* WORK TO DO
Check every line below for the word "持有期间被投资单位宣告分派股票股利" and show those that hold it.

* RECORD EXCERPTS
--- BEGIN ---
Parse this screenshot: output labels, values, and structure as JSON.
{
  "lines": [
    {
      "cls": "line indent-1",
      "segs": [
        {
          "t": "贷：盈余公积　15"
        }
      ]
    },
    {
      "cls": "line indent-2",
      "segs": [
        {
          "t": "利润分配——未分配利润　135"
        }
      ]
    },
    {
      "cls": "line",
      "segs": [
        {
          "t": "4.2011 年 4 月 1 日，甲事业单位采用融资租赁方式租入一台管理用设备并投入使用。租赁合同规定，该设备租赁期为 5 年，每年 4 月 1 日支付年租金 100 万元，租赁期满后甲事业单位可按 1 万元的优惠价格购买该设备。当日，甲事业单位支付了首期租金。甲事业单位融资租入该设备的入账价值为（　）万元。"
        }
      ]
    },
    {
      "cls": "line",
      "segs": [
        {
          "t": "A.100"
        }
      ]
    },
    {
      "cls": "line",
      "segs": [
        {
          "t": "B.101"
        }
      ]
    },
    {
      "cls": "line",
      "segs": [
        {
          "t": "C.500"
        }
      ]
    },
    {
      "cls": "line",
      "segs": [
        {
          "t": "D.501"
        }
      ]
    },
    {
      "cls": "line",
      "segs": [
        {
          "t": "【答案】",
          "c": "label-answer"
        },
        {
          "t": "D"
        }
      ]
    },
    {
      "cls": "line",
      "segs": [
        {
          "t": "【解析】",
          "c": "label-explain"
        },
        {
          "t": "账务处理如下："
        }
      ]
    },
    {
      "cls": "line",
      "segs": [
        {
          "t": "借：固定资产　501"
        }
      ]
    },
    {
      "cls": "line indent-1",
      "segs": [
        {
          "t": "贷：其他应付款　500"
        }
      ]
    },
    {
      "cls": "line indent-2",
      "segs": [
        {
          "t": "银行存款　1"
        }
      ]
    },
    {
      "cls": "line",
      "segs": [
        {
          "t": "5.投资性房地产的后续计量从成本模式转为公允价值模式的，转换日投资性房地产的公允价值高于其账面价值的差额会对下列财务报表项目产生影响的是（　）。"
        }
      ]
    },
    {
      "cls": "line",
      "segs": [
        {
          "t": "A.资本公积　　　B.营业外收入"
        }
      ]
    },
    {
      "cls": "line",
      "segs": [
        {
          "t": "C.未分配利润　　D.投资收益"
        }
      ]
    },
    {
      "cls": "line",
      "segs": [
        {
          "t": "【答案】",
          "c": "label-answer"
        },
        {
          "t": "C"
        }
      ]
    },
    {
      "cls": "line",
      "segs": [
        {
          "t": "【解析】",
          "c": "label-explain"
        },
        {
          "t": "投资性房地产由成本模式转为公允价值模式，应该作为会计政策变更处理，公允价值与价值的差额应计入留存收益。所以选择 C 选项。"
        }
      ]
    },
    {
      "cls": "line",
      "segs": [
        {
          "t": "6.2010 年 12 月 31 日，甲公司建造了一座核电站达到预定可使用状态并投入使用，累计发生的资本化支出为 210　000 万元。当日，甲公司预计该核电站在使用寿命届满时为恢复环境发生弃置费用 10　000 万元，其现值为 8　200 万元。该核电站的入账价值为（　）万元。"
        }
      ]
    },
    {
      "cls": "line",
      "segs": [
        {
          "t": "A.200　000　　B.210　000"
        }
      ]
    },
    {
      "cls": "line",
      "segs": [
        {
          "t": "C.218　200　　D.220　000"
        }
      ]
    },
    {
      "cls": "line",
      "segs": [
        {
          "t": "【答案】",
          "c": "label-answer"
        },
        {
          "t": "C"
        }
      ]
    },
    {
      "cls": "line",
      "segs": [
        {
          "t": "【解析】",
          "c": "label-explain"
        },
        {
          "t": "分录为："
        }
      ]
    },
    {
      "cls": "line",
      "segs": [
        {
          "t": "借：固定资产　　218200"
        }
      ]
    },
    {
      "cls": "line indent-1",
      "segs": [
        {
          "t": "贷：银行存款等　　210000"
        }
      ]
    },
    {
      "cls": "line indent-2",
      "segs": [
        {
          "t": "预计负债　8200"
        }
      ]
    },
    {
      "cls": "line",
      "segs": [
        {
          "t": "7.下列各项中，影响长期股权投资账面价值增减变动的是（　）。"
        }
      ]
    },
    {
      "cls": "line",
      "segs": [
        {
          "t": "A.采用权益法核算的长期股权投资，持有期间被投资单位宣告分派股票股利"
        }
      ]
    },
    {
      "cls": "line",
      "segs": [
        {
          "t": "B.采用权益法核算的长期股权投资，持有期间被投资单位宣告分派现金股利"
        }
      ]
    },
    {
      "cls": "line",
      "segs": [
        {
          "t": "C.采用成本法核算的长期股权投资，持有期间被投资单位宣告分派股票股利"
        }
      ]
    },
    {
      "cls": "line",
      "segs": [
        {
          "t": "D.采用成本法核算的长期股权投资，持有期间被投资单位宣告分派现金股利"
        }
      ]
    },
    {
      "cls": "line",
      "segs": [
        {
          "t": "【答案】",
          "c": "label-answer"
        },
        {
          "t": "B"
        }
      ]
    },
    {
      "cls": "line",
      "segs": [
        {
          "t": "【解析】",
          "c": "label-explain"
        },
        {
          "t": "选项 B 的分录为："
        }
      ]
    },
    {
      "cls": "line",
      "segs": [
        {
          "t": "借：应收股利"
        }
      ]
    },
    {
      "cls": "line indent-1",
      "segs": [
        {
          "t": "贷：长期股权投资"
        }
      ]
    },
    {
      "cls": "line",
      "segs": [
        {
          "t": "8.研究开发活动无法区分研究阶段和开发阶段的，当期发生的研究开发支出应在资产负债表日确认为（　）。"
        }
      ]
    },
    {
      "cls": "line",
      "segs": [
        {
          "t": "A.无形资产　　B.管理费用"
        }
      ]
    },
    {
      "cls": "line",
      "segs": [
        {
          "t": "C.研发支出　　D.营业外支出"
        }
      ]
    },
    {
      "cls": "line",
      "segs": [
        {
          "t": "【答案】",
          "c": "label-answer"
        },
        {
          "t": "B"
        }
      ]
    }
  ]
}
--- END ---
* EXERCISE ANSWER
          "t": "A.采用权益法核算的长期股权投资，持有期间被投资单位宣告分派股票股利"
          "t": "C.采用成本法核算的长期股权投资，持有期间被投资单位宣告分派股票股利"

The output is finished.